**Description of the task**. Records follow. Select each line holding "ctrl".

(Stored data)
#####

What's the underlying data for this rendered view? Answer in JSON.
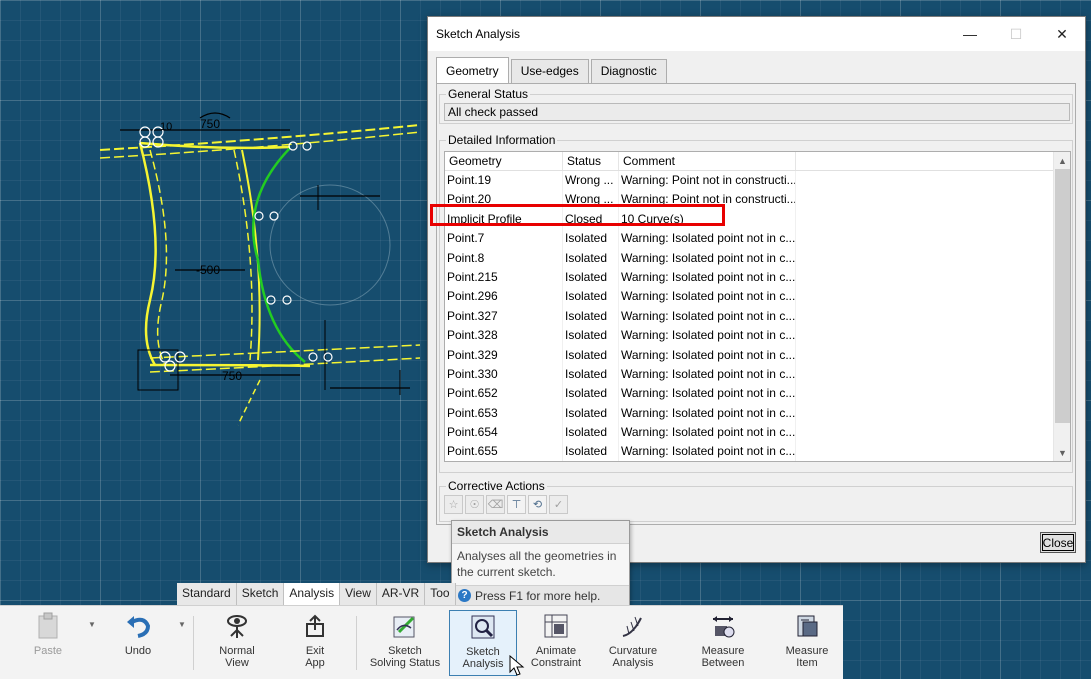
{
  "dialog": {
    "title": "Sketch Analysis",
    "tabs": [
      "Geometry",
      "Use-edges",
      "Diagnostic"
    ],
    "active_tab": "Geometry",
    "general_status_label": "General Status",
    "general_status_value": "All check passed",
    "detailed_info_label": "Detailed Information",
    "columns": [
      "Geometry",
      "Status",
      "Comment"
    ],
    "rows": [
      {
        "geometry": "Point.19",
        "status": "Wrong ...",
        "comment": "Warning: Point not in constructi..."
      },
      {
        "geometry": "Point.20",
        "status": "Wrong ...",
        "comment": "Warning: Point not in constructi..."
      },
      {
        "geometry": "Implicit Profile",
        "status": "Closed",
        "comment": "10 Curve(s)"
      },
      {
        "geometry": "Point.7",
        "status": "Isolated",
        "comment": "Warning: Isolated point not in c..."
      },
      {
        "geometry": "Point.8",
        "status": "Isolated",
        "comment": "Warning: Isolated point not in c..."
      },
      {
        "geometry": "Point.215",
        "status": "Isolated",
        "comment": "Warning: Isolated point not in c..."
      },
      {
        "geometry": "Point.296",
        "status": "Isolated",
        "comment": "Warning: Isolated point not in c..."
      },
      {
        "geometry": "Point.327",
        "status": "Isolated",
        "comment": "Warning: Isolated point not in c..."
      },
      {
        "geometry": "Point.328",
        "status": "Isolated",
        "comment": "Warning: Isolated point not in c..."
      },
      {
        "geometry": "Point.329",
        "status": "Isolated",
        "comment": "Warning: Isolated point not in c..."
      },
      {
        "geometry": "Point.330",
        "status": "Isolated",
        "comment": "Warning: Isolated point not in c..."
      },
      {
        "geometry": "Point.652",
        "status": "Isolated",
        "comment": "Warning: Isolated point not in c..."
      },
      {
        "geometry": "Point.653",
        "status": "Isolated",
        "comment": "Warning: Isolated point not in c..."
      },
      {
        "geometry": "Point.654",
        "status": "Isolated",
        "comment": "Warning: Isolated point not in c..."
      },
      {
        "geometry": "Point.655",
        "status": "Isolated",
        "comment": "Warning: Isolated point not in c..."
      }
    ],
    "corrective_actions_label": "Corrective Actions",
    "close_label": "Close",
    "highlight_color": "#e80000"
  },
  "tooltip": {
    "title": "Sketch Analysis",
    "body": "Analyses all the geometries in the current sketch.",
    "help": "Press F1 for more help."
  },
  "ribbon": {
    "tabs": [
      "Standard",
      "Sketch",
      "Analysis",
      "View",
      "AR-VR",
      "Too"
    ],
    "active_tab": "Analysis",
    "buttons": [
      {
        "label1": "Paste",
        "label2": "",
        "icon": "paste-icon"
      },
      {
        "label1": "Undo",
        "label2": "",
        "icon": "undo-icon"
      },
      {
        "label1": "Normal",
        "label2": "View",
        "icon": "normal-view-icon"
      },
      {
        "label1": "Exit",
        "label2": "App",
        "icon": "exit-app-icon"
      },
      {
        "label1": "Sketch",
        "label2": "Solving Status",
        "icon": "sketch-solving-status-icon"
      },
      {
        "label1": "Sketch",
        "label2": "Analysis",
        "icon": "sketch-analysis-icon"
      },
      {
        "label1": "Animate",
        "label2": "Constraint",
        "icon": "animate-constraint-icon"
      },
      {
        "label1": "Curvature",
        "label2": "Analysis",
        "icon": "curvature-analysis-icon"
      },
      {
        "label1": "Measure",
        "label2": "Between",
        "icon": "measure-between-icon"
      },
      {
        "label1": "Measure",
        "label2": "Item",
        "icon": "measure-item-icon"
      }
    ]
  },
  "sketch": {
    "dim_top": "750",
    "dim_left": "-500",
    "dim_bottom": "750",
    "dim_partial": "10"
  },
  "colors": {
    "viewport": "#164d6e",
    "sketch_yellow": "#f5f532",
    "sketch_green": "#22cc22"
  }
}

#####

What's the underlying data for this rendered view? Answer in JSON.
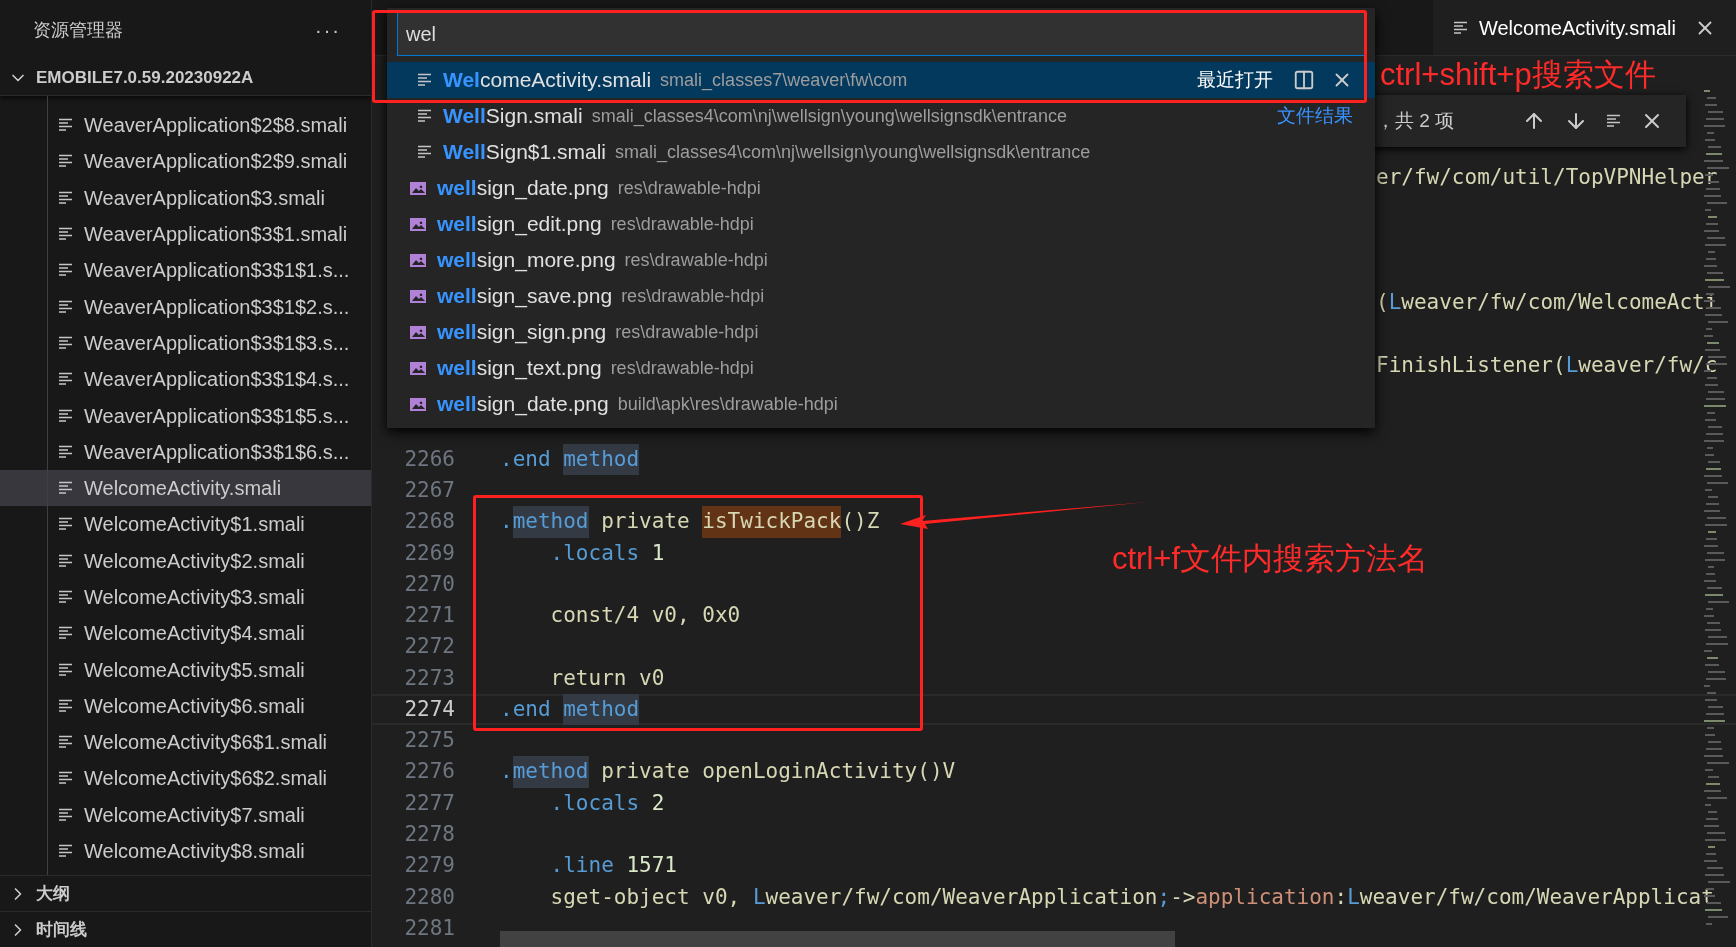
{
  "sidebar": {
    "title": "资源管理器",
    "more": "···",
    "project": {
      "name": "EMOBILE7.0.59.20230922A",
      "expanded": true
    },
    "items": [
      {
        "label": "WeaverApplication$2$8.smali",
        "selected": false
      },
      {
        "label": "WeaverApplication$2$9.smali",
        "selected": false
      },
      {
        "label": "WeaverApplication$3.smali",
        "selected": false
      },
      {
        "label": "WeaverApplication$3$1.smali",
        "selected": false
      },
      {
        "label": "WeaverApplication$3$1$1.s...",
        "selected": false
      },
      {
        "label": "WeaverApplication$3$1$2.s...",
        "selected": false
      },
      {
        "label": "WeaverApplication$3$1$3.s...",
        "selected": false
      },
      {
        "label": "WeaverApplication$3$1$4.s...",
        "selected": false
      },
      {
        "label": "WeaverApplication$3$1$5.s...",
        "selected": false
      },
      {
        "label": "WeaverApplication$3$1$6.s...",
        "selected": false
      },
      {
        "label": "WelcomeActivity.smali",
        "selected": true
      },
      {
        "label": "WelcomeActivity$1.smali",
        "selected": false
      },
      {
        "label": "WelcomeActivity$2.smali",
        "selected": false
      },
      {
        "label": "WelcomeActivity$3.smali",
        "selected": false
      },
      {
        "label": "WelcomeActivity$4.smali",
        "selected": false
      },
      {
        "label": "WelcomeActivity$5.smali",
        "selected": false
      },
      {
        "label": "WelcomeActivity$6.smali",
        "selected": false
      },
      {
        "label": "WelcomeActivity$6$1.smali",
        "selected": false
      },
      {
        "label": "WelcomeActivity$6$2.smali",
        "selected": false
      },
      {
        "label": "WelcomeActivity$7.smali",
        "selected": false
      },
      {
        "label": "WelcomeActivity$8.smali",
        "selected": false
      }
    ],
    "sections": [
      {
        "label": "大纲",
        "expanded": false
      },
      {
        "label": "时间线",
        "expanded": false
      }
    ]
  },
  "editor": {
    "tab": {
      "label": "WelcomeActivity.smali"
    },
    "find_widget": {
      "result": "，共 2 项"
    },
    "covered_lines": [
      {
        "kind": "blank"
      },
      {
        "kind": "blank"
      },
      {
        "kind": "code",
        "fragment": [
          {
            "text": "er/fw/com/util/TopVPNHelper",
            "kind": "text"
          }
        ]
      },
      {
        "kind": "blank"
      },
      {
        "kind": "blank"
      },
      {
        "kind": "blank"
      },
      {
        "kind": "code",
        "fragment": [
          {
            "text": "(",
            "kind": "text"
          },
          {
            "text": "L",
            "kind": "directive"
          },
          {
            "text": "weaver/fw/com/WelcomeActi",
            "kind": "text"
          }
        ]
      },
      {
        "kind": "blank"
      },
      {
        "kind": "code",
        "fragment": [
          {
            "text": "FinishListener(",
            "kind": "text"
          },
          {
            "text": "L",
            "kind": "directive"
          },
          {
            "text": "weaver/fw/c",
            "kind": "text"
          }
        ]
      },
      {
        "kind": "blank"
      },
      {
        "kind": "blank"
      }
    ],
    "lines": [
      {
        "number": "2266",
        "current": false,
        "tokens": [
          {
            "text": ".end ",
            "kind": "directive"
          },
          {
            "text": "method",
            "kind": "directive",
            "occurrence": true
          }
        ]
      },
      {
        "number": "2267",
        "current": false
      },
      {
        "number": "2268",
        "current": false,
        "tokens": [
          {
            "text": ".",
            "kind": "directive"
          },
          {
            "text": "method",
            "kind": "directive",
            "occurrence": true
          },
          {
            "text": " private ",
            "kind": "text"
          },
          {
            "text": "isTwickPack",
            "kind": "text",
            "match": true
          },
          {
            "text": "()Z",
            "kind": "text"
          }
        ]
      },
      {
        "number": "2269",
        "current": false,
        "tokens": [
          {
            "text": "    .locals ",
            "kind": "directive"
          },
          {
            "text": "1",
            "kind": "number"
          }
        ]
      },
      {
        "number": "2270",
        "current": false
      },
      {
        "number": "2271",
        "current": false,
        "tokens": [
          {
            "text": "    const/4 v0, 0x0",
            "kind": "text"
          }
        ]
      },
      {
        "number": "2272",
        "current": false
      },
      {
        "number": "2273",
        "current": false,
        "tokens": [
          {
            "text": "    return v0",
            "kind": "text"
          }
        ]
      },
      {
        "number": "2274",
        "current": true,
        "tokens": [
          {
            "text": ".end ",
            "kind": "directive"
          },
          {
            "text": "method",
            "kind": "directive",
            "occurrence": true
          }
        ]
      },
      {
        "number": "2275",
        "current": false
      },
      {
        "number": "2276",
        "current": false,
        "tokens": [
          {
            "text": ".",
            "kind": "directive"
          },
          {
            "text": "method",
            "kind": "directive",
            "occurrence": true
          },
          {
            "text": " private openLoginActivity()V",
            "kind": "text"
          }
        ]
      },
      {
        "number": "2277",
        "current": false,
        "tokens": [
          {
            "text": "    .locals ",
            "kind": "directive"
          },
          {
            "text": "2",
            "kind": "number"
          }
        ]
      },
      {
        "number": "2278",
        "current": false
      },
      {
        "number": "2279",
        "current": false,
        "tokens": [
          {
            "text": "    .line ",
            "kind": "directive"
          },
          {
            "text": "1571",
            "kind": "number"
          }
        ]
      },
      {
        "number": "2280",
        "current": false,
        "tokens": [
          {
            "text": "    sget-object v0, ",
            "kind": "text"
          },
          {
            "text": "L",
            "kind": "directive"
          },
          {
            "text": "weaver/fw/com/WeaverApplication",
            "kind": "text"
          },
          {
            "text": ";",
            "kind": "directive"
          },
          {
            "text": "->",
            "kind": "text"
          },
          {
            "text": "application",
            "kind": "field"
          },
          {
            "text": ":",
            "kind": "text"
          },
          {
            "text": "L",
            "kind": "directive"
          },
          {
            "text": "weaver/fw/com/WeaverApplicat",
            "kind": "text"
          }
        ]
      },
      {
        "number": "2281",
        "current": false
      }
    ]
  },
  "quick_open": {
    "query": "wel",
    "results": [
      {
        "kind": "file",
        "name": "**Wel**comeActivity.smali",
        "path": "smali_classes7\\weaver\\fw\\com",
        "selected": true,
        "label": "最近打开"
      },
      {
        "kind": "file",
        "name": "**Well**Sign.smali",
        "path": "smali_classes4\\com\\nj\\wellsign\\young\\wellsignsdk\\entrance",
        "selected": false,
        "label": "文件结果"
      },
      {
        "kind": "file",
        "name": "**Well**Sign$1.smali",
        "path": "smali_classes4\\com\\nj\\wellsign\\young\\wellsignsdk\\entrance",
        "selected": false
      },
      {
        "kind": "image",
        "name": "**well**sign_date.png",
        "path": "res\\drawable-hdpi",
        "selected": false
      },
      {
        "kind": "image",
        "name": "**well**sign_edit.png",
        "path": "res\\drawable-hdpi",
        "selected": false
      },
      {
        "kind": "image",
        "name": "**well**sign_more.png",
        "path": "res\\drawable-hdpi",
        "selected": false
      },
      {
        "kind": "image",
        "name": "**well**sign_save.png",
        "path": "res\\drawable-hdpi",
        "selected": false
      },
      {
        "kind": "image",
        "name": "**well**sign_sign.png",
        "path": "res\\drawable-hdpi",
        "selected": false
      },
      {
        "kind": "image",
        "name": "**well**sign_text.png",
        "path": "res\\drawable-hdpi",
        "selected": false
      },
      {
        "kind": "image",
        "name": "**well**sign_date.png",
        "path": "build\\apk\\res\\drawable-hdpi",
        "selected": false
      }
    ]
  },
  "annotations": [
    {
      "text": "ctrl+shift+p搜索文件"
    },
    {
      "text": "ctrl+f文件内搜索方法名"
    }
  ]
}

#####

**Response to this task**.
      "text": "ctrl+shift+p搜索文件"
      "text": "ctrl+f文件内搜索方法名"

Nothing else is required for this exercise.